Every line that includes the word "Predicted" is to be listed.

#### Items
•••••
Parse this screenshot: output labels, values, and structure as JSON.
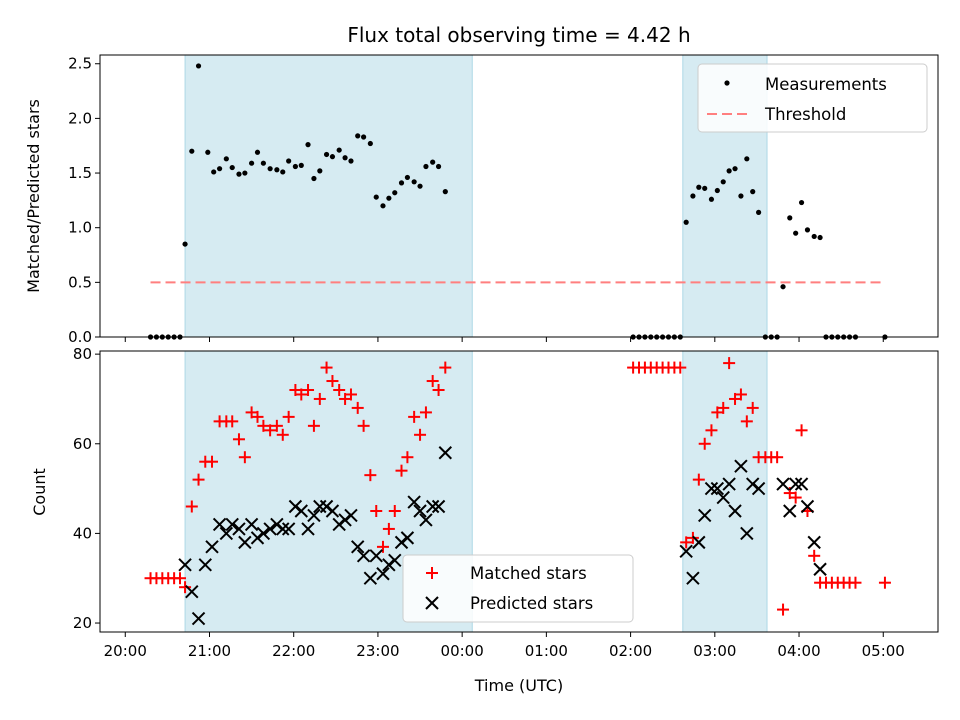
{
  "chart_data": {
    "title": "Flux total observing time = 4.42 h",
    "xlabel": "Time (UTC)",
    "x_unit": "hours past 20:00 UTC",
    "xlim": [
      -0.3,
      9.65
    ],
    "xticks": [
      {
        "x": 0,
        "label": "20:00"
      },
      {
        "x": 1,
        "label": "21:00"
      },
      {
        "x": 2,
        "label": "22:00"
      },
      {
        "x": 3,
        "label": "23:00"
      },
      {
        "x": 4,
        "label": "00:00"
      },
      {
        "x": 5,
        "label": "01:00"
      },
      {
        "x": 6,
        "label": "02:00"
      },
      {
        "x": 7,
        "label": "03:00"
      },
      {
        "x": 8,
        "label": "04:00"
      },
      {
        "x": 9,
        "label": "05:00"
      }
    ],
    "shaded_intervals": [
      [
        0.71,
        4.12
      ],
      [
        6.62,
        7.62
      ]
    ],
    "panels": [
      {
        "type": "scatter",
        "ylabel": "Matched/Predicted stars",
        "ylim": [
          0,
          2.58
        ],
        "yticks": [
          "0.0",
          "0.5",
          "1.0",
          "1.5",
          "2.0",
          "2.5"
        ],
        "legend": {
          "position": "top-right",
          "entries": [
            "Measurements",
            "Threshold"
          ]
        },
        "threshold": {
          "name": "Threshold",
          "y": 0.5,
          "x_range": [
            0.3,
            9.0
          ],
          "color": "#ff7f7f"
        },
        "series": [
          {
            "name": "Measurements",
            "marker": "dot",
            "color": "#000000",
            "points": [
              [
                0.3,
                0
              ],
              [
                0.37,
                0
              ],
              [
                0.44,
                0
              ],
              [
                0.51,
                0
              ],
              [
                0.58,
                0
              ],
              [
                0.65,
                0
              ],
              [
                0.71,
                0.85
              ],
              [
                0.79,
                1.7
              ],
              [
                0.87,
                2.48
              ],
              [
                0.98,
                1.69
              ],
              [
                1.05,
                1.51
              ],
              [
                1.12,
                1.54
              ],
              [
                1.2,
                1.63
              ],
              [
                1.27,
                1.55
              ],
              [
                1.35,
                1.49
              ],
              [
                1.42,
                1.5
              ],
              [
                1.5,
                1.59
              ],
              [
                1.57,
                1.69
              ],
              [
                1.64,
                1.59
              ],
              [
                1.72,
                1.54
              ],
              [
                1.8,
                1.53
              ],
              [
                1.87,
                1.51
              ],
              [
                1.94,
                1.61
              ],
              [
                2.02,
                1.56
              ],
              [
                2.09,
                1.57
              ],
              [
                2.17,
                1.76
              ],
              [
                2.24,
                1.45
              ],
              [
                2.31,
                1.52
              ],
              [
                2.39,
                1.67
              ],
              [
                2.46,
                1.65
              ],
              [
                2.54,
                1.71
              ],
              [
                2.61,
                1.64
              ],
              [
                2.68,
                1.61
              ],
              [
                2.76,
                1.84
              ],
              [
                2.83,
                1.83
              ],
              [
                2.91,
                1.77
              ],
              [
                2.98,
                1.28
              ],
              [
                3.06,
                1.2
              ],
              [
                3.13,
                1.27
              ],
              [
                3.2,
                1.32
              ],
              [
                3.28,
                1.41
              ],
              [
                3.35,
                1.46
              ],
              [
                3.43,
                1.42
              ],
              [
                3.5,
                1.38
              ],
              [
                3.57,
                1.56
              ],
              [
                3.65,
                1.6
              ],
              [
                3.72,
                1.56
              ],
              [
                3.8,
                1.33
              ],
              [
                6.03,
                0
              ],
              [
                6.1,
                0
              ],
              [
                6.17,
                0
              ],
              [
                6.24,
                0
              ],
              [
                6.31,
                0
              ],
              [
                6.38,
                0
              ],
              [
                6.45,
                0
              ],
              [
                6.52,
                0
              ],
              [
                6.59,
                0
              ],
              [
                6.66,
                1.05
              ],
              [
                6.74,
                1.29
              ],
              [
                6.81,
                1.37
              ],
              [
                6.88,
                1.36
              ],
              [
                6.96,
                1.26
              ],
              [
                7.03,
                1.34
              ],
              [
                7.1,
                1.42
              ],
              [
                7.17,
                1.52
              ],
              [
                7.24,
                1.54
              ],
              [
                7.31,
                1.29
              ],
              [
                7.38,
                1.63
              ],
              [
                7.45,
                1.33
              ],
              [
                7.52,
                1.14
              ],
              [
                7.6,
                0
              ],
              [
                7.67,
                0
              ],
              [
                7.74,
                0
              ],
              [
                7.81,
                0.46
              ],
              [
                7.89,
                1.09
              ],
              [
                7.96,
                0.95
              ],
              [
                8.03,
                1.23
              ],
              [
                8.1,
                0.98
              ],
              [
                8.18,
                0.92
              ],
              [
                8.25,
                0.91
              ],
              [
                8.32,
                0
              ],
              [
                8.39,
                0
              ],
              [
                8.46,
                0
              ],
              [
                8.53,
                0
              ],
              [
                8.6,
                0
              ],
              [
                8.67,
                0
              ],
              [
                9.02,
                0
              ]
            ]
          }
        ]
      },
      {
        "type": "scatter",
        "ylabel": "Count",
        "ylim": [
          18,
          80.7
        ],
        "yticks": [
          "20",
          "40",
          "60",
          "80"
        ],
        "legend": {
          "position": "lower-center",
          "entries": [
            "Matched stars",
            "Predicted stars"
          ]
        },
        "series": [
          {
            "name": "Matched stars",
            "marker": "plus",
            "color": "#ff0000",
            "points": [
              [
                0.3,
                30
              ],
              [
                0.37,
                30
              ],
              [
                0.44,
                30
              ],
              [
                0.51,
                30
              ],
              [
                0.58,
                30
              ],
              [
                0.65,
                30
              ],
              [
                0.71,
                28
              ],
              [
                0.79,
                46
              ],
              [
                0.87,
                52
              ],
              [
                0.95,
                56
              ],
              [
                1.03,
                56
              ],
              [
                1.12,
                65
              ],
              [
                1.2,
                65
              ],
              [
                1.27,
                65
              ],
              [
                1.35,
                61
              ],
              [
                1.42,
                57
              ],
              [
                1.5,
                67
              ],
              [
                1.57,
                66
              ],
              [
                1.64,
                64
              ],
              [
                1.72,
                63
              ],
              [
                1.8,
                64
              ],
              [
                1.87,
                62
              ],
              [
                1.94,
                66
              ],
              [
                2.02,
                72
              ],
              [
                2.09,
                71
              ],
              [
                2.17,
                72
              ],
              [
                2.24,
                64
              ],
              [
                2.31,
                70
              ],
              [
                2.39,
                77
              ],
              [
                2.46,
                74
              ],
              [
                2.54,
                72
              ],
              [
                2.61,
                70
              ],
              [
                2.68,
                71
              ],
              [
                2.76,
                68
              ],
              [
                2.83,
                64
              ],
              [
                2.91,
                53
              ],
              [
                2.98,
                45
              ],
              [
                3.06,
                37
              ],
              [
                3.13,
                41
              ],
              [
                3.2,
                45
              ],
              [
                3.28,
                54
              ],
              [
                3.35,
                57
              ],
              [
                3.43,
                66
              ],
              [
                3.5,
                62
              ],
              [
                3.57,
                67
              ],
              [
                3.65,
                74
              ],
              [
                3.72,
                72
              ],
              [
                3.8,
                77
              ],
              [
                6.03,
                77
              ],
              [
                6.1,
                77
              ],
              [
                6.17,
                77
              ],
              [
                6.24,
                77
              ],
              [
                6.31,
                77
              ],
              [
                6.38,
                77
              ],
              [
                6.45,
                77
              ],
              [
                6.52,
                77
              ],
              [
                6.59,
                77
              ],
              [
                6.66,
                38
              ],
              [
                6.74,
                39
              ],
              [
                6.81,
                52
              ],
              [
                6.88,
                60
              ],
              [
                6.96,
                63
              ],
              [
                7.03,
                67
              ],
              [
                7.1,
                68
              ],
              [
                7.17,
                78
              ],
              [
                7.24,
                70
              ],
              [
                7.31,
                71
              ],
              [
                7.38,
                65
              ],
              [
                7.45,
                68
              ],
              [
                7.52,
                57
              ],
              [
                7.6,
                57
              ],
              [
                7.67,
                57
              ],
              [
                7.74,
                57
              ],
              [
                7.81,
                23
              ],
              [
                7.89,
                49
              ],
              [
                7.96,
                48
              ],
              [
                8.03,
                63
              ],
              [
                8.1,
                45
              ],
              [
                8.18,
                35
              ],
              [
                8.25,
                29
              ],
              [
                8.32,
                29
              ],
              [
                8.39,
                29
              ],
              [
                8.46,
                29
              ],
              [
                8.53,
                29
              ],
              [
                8.6,
                29
              ],
              [
                8.67,
                29
              ],
              [
                9.02,
                29
              ]
            ]
          },
          {
            "name": "Predicted stars",
            "marker": "x",
            "color": "#000000",
            "points": [
              [
                0.71,
                33
              ],
              [
                0.79,
                27
              ],
              [
                0.87,
                21
              ],
              [
                0.95,
                33
              ],
              [
                1.03,
                37
              ],
              [
                1.12,
                42
              ],
              [
                1.2,
                40
              ],
              [
                1.27,
                42
              ],
              [
                1.35,
                41
              ],
              [
                1.42,
                38
              ],
              [
                1.5,
                42
              ],
              [
                1.57,
                39
              ],
              [
                1.64,
                40
              ],
              [
                1.72,
                41
              ],
              [
                1.8,
                42
              ],
              [
                1.87,
                41
              ],
              [
                1.94,
                41
              ],
              [
                2.02,
                46
              ],
              [
                2.09,
                45
              ],
              [
                2.17,
                41
              ],
              [
                2.24,
                44
              ],
              [
                2.31,
                46
              ],
              [
                2.39,
                46
              ],
              [
                2.46,
                45
              ],
              [
                2.54,
                42
              ],
              [
                2.61,
                43
              ],
              [
                2.68,
                44
              ],
              [
                2.76,
                37
              ],
              [
                2.83,
                35
              ],
              [
                2.91,
                30
              ],
              [
                2.98,
                35
              ],
              [
                3.06,
                31
              ],
              [
                3.13,
                33
              ],
              [
                3.2,
                34
              ],
              [
                3.28,
                38
              ],
              [
                3.35,
                39
              ],
              [
                3.43,
                47
              ],
              [
                3.5,
                45
              ],
              [
                3.57,
                43
              ],
              [
                3.65,
                46
              ],
              [
                3.72,
                46
              ],
              [
                3.8,
                58
              ],
              [
                6.66,
                36
              ],
              [
                6.74,
                30
              ],
              [
                6.81,
                38
              ],
              [
                6.88,
                44
              ],
              [
                6.96,
                50
              ],
              [
                7.03,
                50
              ],
              [
                7.1,
                48
              ],
              [
                7.17,
                51
              ],
              [
                7.24,
                45
              ],
              [
                7.31,
                55
              ],
              [
                7.38,
                40
              ],
              [
                7.45,
                51
              ],
              [
                7.52,
                50
              ],
              [
                7.81,
                51
              ],
              [
                7.89,
                45
              ],
              [
                7.96,
                51
              ],
              [
                8.03,
                51
              ],
              [
                8.1,
                46
              ],
              [
                8.18,
                38
              ],
              [
                8.25,
                32
              ]
            ]
          }
        ]
      }
    ]
  }
}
•••••
#### Complete output
        "ylabel": "Matched/Predicted stars",
            "Predicted stars"
            "name": "Predicted stars",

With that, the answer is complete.